**Your objective:**
Take each line that has the word "text" and return it.

**Data excerpts:**

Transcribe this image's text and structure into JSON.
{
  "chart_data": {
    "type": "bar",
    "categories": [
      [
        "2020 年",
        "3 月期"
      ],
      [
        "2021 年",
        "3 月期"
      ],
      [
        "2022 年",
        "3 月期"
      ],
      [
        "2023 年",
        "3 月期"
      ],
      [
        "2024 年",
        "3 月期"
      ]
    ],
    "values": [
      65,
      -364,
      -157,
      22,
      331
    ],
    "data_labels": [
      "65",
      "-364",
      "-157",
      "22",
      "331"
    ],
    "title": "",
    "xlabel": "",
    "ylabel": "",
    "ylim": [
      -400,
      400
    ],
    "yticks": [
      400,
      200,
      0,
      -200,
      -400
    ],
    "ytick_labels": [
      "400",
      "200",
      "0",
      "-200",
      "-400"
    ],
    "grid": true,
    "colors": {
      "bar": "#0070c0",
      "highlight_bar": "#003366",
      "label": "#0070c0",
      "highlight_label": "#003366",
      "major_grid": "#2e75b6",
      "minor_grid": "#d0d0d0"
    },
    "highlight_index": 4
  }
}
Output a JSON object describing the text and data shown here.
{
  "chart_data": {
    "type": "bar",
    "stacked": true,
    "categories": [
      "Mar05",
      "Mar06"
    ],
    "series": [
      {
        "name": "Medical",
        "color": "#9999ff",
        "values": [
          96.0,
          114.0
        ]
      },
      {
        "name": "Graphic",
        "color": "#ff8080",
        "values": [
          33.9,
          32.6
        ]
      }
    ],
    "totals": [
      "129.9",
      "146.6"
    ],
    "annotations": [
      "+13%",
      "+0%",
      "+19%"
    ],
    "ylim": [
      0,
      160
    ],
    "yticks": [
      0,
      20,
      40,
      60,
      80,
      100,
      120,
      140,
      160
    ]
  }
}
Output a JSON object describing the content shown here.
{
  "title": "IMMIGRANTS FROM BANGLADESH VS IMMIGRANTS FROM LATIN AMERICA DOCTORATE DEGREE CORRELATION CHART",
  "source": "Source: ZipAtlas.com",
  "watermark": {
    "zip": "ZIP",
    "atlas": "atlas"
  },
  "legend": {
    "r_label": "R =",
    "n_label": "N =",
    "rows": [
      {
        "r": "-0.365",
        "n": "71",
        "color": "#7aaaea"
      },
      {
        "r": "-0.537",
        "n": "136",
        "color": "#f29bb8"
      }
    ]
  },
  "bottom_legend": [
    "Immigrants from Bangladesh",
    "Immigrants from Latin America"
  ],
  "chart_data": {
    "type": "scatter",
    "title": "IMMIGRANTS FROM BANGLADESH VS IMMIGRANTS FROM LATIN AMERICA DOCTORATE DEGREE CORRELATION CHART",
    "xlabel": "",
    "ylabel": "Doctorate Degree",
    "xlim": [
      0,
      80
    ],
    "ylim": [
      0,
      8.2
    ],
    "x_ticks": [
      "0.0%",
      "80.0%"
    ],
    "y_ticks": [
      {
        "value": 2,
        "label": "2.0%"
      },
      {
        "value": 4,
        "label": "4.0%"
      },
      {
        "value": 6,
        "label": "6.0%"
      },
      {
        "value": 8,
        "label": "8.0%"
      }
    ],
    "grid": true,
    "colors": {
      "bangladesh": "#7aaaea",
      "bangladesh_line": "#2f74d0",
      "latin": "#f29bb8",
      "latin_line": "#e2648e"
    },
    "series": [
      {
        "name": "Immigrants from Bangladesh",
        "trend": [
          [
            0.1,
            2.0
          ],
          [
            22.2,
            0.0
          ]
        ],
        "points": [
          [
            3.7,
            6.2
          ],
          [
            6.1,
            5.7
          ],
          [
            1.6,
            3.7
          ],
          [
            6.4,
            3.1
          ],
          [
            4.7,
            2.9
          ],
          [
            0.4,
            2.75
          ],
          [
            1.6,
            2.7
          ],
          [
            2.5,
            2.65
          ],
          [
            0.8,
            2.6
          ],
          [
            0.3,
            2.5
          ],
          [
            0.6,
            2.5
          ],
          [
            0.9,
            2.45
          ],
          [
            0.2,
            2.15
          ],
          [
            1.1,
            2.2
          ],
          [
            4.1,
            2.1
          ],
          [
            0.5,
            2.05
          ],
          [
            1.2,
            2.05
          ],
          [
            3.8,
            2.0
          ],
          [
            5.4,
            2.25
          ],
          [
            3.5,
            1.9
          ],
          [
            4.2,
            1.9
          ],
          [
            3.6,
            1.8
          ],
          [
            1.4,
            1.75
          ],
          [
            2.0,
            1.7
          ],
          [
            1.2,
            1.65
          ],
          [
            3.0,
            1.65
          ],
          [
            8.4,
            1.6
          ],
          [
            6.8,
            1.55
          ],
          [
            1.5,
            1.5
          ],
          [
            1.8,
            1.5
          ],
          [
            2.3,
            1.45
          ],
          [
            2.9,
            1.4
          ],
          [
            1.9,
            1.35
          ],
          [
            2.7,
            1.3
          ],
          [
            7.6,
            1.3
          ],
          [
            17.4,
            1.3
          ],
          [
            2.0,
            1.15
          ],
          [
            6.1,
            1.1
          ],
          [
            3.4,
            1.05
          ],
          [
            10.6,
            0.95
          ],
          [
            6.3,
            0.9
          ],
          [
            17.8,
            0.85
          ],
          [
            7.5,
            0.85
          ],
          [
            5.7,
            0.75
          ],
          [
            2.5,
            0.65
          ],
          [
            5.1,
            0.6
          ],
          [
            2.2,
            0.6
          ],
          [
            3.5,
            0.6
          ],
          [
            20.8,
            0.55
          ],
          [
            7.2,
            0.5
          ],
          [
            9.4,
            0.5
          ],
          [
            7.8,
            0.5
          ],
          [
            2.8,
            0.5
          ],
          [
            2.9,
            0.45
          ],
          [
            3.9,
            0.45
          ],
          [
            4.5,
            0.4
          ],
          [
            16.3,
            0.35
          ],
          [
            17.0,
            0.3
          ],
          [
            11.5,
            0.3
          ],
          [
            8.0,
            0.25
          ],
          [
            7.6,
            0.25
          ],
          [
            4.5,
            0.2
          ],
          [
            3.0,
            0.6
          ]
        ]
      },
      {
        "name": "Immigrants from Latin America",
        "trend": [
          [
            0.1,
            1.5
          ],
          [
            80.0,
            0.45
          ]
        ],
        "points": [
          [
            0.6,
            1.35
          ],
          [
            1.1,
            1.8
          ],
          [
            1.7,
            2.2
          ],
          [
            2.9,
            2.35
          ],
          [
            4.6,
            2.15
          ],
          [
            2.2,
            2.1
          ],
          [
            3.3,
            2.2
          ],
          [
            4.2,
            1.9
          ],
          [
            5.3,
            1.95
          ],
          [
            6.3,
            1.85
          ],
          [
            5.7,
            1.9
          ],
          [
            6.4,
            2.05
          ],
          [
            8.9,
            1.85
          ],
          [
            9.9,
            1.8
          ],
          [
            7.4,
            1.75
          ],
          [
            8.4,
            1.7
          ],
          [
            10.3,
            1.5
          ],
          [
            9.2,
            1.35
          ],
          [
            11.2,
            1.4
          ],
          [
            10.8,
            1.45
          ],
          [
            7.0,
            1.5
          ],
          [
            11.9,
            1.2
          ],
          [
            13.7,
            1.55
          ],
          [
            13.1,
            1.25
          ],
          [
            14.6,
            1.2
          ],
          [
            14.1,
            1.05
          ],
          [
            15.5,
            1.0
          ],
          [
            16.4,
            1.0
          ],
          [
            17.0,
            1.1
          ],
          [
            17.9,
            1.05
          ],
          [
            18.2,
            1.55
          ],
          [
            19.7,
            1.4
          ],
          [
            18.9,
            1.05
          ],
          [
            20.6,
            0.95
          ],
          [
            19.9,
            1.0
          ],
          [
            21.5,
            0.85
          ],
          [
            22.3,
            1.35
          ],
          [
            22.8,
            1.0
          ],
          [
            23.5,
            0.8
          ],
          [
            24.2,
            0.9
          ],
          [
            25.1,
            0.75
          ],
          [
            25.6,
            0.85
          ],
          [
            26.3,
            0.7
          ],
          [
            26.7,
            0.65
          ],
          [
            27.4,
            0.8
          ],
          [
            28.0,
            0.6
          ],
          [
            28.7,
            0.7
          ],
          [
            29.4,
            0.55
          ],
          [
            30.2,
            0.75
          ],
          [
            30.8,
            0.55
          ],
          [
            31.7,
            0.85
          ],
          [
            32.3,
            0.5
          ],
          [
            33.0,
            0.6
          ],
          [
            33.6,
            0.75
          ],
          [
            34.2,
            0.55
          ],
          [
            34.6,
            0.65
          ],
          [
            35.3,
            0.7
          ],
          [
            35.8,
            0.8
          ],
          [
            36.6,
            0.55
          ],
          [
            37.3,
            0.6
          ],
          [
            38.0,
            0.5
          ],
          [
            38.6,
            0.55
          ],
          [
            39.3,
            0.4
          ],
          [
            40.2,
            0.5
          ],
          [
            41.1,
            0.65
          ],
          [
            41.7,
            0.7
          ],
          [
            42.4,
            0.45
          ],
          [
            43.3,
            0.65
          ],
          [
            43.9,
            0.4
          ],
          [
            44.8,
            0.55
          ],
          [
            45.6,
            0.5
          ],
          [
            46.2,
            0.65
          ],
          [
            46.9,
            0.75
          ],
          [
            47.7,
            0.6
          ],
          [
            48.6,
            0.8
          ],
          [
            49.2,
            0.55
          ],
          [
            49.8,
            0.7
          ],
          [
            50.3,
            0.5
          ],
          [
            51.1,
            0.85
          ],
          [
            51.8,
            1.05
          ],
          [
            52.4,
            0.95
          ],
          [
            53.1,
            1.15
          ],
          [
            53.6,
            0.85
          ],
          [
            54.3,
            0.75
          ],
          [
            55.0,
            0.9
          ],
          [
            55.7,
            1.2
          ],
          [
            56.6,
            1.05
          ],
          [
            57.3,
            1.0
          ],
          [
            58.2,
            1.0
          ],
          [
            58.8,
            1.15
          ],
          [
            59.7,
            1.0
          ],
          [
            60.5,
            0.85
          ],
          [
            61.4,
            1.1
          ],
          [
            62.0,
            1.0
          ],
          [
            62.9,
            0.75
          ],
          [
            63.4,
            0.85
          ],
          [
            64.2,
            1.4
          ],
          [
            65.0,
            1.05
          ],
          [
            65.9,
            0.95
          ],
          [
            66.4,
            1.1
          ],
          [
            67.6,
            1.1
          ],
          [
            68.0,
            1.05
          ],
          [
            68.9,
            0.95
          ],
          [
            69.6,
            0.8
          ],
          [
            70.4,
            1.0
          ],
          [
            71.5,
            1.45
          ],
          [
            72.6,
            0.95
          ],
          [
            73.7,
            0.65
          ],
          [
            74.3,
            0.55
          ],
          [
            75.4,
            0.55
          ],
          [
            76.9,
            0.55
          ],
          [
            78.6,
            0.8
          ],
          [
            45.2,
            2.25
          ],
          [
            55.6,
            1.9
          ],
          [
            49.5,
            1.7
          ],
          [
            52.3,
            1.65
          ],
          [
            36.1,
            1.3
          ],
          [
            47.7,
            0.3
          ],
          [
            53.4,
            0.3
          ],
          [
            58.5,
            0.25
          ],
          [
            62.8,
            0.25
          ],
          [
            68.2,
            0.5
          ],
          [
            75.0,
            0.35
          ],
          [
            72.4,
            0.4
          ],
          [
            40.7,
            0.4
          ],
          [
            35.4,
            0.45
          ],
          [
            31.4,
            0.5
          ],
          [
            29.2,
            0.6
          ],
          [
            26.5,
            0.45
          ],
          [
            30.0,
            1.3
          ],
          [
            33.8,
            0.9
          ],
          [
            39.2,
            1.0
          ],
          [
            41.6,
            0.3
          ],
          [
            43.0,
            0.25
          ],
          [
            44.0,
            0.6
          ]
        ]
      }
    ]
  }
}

**Answer to this problem:**
Transcribe this image's text and structure into JSON.
Output a JSON object describing the text and data shown here.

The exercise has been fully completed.